-- TASK DETAILS --
Count the lines in the records below that contain the word "Tymczasowy", and give only that number.

Records contained in a dataset
▶
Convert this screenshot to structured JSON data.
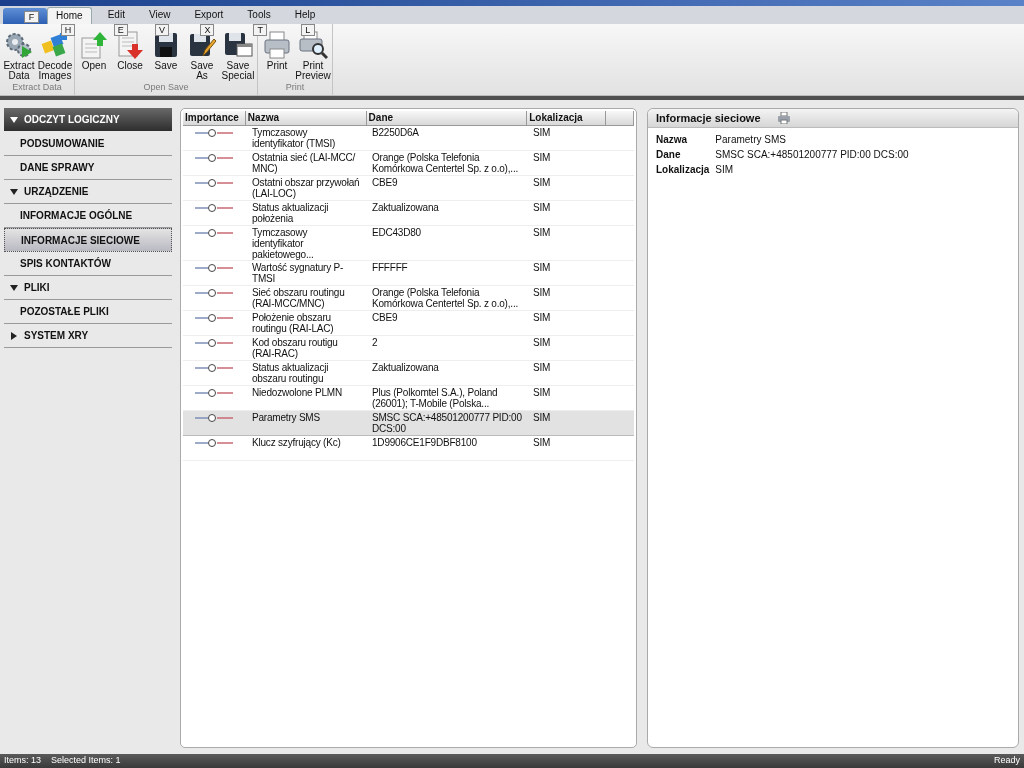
{
  "ribbon": {
    "file_tab": {
      "label": "F"
    },
    "tabs": [
      {
        "label": "Home",
        "key": "H",
        "selected": true
      },
      {
        "label": "Edit",
        "key": "E",
        "selected": false
      },
      {
        "label": "View",
        "key": "V",
        "selected": false
      },
      {
        "label": "Export",
        "key": "X",
        "selected": false
      },
      {
        "label": "Tools",
        "key": "T",
        "selected": false
      },
      {
        "label": "Help",
        "key": "L",
        "selected": false
      }
    ],
    "groups": [
      {
        "title": "Extract Data",
        "buttons": [
          {
            "label": "Extract Data",
            "kind": "gears"
          },
          {
            "label": "Decode Images",
            "kind": "puzzle"
          }
        ]
      },
      {
        "title": "Open Save",
        "buttons": [
          {
            "label": "Open",
            "kind": "open"
          },
          {
            "label": "Close",
            "kind": "close"
          },
          {
            "label": "Save",
            "kind": "save"
          },
          {
            "label": "Save As",
            "kind": "saveas"
          },
          {
            "label": "Save Special",
            "kind": "savespecial"
          }
        ]
      },
      {
        "title": "Print",
        "buttons": [
          {
            "label": "Print",
            "kind": "print"
          },
          {
            "label": "Print Preview",
            "kind": "preview"
          }
        ]
      }
    ]
  },
  "sidebar": {
    "items": [
      {
        "kind": "root",
        "label": "ODCZYT LOGICZNY",
        "expanded": true
      },
      {
        "kind": "item",
        "label": "PODSUMOWANIE",
        "selected": false
      },
      {
        "kind": "item",
        "label": "DANE SPRAWY",
        "selected": false
      },
      {
        "kind": "group",
        "label": "URZĄDZENIE",
        "expanded": true
      },
      {
        "kind": "item",
        "label": "INFORMACJE OGÓLNE",
        "selected": false
      },
      {
        "kind": "item",
        "label": "INFORMACJE SIECIOWE",
        "selected": true
      },
      {
        "kind": "item",
        "label": "SPIS KONTAKTÓW",
        "selected": false
      },
      {
        "kind": "group",
        "label": "PLIKI",
        "expanded": true
      },
      {
        "kind": "item",
        "label": "POZOSTAŁE PLIKI",
        "selected": false
      },
      {
        "kind": "group",
        "label": "SYSTEM XRY",
        "expanded": false
      }
    ]
  },
  "table": {
    "columns": [
      "Importance",
      "Nazwa",
      "Dane",
      "Lokalizacja"
    ],
    "rows": [
      {
        "nazwa": "Tymczasowy identyfikator (TMSI)",
        "dane": "B2250D6A",
        "lokalizacja": "SIM",
        "selected": false
      },
      {
        "nazwa": "Ostatnia sieć (LAI-MCC/ MNC)",
        "dane": "Orange (Polska Telefonia Komórkowa Centertel Sp. z o.o),...",
        "lokalizacja": "SIM",
        "selected": false
      },
      {
        "nazwa": "Ostatni obszar przywołań (LAI-LOC)",
        "dane": "CBE9",
        "lokalizacja": "SIM",
        "selected": false
      },
      {
        "nazwa": "Status aktualizacji położenia",
        "dane": "Zaktualizowana",
        "lokalizacja": "SIM",
        "selected": false
      },
      {
        "nazwa": "Tymczasowy identyfikator pakietowego...",
        "dane": "EDC43D80",
        "lokalizacja": "SIM",
        "selected": false
      },
      {
        "nazwa": "Wartość sygnatury P-TMSI",
        "dane": "FFFFFF",
        "lokalizacja": "SIM",
        "selected": false
      },
      {
        "nazwa": "Sieć obszaru routingu (RAI-MCC/MNC)",
        "dane": "Orange (Polska Telefonia Komórkowa Centertel Sp. z o.o),...",
        "lokalizacja": "SIM",
        "selected": false
      },
      {
        "nazwa": "Położenie obszaru routingu (RAI-LAC)",
        "dane": "CBE9",
        "lokalizacja": "SIM",
        "selected": false
      },
      {
        "nazwa": "Kod obszaru routigu (RAI-RAC)",
        "dane": "2",
        "lokalizacja": "SIM",
        "selected": false
      },
      {
        "nazwa": "Status aktualizacji obszaru routingu",
        "dane": "Zaktualizowana",
        "lokalizacja": "SIM",
        "selected": false
      },
      {
        "nazwa": "Niedozwolone PLMN",
        "dane": "Plus (Polkomtel S.A.), Poland (26001); T-Mobile (Polska...",
        "lokalizacja": "SIM",
        "selected": false
      },
      {
        "nazwa": "Parametry SMS",
        "dane": "SMSC SCA:+48501200777 PID:00 DCS:00",
        "lokalizacja": "SIM",
        "selected": true
      },
      {
        "nazwa": "Klucz szyfrujący (Kc)",
        "dane": "1D9906CE1F9DBF8100",
        "lokalizacja": "SIM",
        "selected": false
      }
    ]
  },
  "details": {
    "title": "Informacje sieciowe",
    "fields": [
      {
        "label": "Nazwa",
        "value": "Parametry SMS"
      },
      {
        "label": "Dane",
        "value": "SMSC SCA:+48501200777 PID:00 DCS:00"
      },
      {
        "label": "Lokalizacja",
        "value": "SIM"
      }
    ]
  },
  "status_bar": {
    "items": "Items: 13",
    "selected": "Selected Items: 1",
    "state": "Ready"
  }
}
◀
-- CORRECT OUTPUT --
2